(出題)
エントリの先頭から「Circle shape [181, 275, 212, 307]」を含む行までを、その行も含めて書き出すこと。その際は「FancyBboxPatch」を「RoundedBox」に置き換えて更新し、ほかは何も変えないこと。

データセットの項目
.....

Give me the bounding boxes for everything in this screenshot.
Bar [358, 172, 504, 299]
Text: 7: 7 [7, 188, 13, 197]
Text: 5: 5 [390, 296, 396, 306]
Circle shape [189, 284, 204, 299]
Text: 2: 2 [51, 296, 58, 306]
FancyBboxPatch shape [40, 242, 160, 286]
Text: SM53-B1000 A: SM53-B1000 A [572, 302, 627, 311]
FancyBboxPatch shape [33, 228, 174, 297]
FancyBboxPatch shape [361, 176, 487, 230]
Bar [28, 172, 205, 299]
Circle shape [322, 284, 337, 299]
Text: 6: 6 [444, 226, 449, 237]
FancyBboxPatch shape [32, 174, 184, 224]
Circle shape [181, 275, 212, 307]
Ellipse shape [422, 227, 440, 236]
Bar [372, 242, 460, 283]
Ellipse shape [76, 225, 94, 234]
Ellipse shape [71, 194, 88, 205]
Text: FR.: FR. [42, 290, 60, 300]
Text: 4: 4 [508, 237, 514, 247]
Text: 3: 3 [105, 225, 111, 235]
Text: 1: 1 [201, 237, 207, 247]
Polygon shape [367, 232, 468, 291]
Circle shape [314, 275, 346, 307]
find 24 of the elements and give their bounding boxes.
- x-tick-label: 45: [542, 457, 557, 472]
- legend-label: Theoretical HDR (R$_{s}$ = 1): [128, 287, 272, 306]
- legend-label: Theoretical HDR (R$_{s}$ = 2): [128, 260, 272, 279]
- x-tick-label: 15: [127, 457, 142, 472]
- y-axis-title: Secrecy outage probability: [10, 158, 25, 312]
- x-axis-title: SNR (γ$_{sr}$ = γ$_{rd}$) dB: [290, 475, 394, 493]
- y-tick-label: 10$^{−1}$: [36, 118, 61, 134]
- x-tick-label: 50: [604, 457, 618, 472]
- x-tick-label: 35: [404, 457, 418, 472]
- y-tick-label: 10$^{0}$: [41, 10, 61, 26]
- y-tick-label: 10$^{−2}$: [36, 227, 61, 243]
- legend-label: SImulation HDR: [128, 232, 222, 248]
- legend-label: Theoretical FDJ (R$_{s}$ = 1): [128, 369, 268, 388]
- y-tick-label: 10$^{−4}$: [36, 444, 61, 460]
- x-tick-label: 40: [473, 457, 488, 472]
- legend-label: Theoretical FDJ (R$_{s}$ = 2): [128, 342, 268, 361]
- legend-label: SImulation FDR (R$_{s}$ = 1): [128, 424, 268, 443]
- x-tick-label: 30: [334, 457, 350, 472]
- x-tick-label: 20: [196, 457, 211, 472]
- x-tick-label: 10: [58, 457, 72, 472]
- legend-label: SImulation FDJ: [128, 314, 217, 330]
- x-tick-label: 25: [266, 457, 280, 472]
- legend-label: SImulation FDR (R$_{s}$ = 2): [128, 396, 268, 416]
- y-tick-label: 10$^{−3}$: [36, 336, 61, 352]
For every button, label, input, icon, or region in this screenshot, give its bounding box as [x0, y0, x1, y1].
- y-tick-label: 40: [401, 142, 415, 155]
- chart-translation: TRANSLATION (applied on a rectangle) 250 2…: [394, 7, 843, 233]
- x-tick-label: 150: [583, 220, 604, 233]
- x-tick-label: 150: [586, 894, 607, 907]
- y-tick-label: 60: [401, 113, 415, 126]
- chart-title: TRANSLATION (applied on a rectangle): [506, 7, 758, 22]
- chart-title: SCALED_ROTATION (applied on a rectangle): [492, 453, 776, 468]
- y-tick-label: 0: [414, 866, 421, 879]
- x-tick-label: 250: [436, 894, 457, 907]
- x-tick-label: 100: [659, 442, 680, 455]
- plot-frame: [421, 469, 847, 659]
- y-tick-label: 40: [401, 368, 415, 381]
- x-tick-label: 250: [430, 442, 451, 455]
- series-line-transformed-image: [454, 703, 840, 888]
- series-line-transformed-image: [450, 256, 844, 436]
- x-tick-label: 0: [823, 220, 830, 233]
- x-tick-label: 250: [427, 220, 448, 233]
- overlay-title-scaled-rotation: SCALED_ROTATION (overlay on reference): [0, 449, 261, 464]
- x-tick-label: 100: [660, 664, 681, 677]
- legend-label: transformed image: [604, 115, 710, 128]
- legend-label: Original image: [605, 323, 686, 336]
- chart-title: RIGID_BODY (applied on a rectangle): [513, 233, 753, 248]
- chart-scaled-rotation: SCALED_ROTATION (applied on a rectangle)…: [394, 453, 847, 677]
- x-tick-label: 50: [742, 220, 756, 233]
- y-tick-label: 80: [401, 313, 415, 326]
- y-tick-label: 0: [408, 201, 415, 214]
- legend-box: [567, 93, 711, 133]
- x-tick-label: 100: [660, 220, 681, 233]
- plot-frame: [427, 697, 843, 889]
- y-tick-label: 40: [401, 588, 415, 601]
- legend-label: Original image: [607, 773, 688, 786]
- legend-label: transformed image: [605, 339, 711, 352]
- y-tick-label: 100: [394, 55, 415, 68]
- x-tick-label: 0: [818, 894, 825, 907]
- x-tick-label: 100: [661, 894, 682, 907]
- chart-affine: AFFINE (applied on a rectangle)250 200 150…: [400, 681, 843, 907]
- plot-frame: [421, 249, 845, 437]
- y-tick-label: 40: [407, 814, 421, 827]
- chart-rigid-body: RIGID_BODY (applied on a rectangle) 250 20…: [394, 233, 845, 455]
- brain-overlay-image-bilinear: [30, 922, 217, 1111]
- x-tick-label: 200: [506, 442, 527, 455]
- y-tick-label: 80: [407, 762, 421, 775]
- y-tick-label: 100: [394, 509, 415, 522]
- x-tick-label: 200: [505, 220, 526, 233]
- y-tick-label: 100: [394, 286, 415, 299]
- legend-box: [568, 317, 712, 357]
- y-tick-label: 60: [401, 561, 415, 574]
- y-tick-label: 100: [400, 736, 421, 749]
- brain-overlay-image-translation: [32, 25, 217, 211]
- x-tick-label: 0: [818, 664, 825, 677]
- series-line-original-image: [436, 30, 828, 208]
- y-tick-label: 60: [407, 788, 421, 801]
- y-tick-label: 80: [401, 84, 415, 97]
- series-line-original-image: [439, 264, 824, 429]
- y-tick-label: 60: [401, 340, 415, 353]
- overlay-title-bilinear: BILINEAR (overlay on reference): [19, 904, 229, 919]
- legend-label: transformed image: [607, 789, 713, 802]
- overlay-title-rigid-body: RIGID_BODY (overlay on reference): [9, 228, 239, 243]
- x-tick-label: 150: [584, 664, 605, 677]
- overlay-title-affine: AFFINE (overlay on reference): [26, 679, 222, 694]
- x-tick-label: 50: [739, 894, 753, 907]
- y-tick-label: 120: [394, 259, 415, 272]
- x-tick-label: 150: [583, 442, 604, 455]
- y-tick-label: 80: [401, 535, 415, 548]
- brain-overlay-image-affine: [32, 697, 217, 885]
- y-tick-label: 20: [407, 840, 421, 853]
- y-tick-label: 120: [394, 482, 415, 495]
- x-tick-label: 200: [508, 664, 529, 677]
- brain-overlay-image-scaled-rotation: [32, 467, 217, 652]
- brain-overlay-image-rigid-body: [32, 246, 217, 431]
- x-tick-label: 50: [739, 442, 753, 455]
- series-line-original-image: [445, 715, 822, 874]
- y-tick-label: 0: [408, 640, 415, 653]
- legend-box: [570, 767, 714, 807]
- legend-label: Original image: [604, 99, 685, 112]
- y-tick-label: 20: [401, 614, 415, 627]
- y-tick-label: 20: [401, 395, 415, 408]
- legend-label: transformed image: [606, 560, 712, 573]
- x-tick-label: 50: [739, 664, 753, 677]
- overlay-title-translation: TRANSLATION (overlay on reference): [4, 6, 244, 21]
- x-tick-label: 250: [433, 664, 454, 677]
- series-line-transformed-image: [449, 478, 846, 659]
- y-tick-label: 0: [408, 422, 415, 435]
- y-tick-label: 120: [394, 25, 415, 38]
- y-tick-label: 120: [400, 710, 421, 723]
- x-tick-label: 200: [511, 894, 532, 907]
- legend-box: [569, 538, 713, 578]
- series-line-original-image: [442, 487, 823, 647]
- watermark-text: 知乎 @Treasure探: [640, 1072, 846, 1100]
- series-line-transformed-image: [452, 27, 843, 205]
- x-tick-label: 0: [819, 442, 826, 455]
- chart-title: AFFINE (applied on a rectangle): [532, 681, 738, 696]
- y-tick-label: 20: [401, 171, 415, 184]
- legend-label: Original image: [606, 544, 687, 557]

.....

(解答)
Give me the bounding boxes for everything in this screenshot.
Bar [358, 172, 504, 299]
Text: 7: 7 [7, 188, 13, 197]
Text: 5: 5 [390, 296, 396, 306]
Circle shape [189, 284, 204, 299]
Text: 2: 2 [51, 296, 58, 306]
RoundedBox shape [40, 242, 160, 286]
Text: SM53-B1000 A: SM53-B1000 A [572, 302, 627, 311]
RoundedBox shape [33, 228, 174, 297]
RoundedBox shape [361, 176, 487, 230]
Bar [28, 172, 205, 299]
Circle shape [322, 284, 337, 299]
Text: 6: 6 [444, 226, 449, 237]
RoundedBox shape [32, 174, 184, 224]
Circle shape [181, 275, 212, 307]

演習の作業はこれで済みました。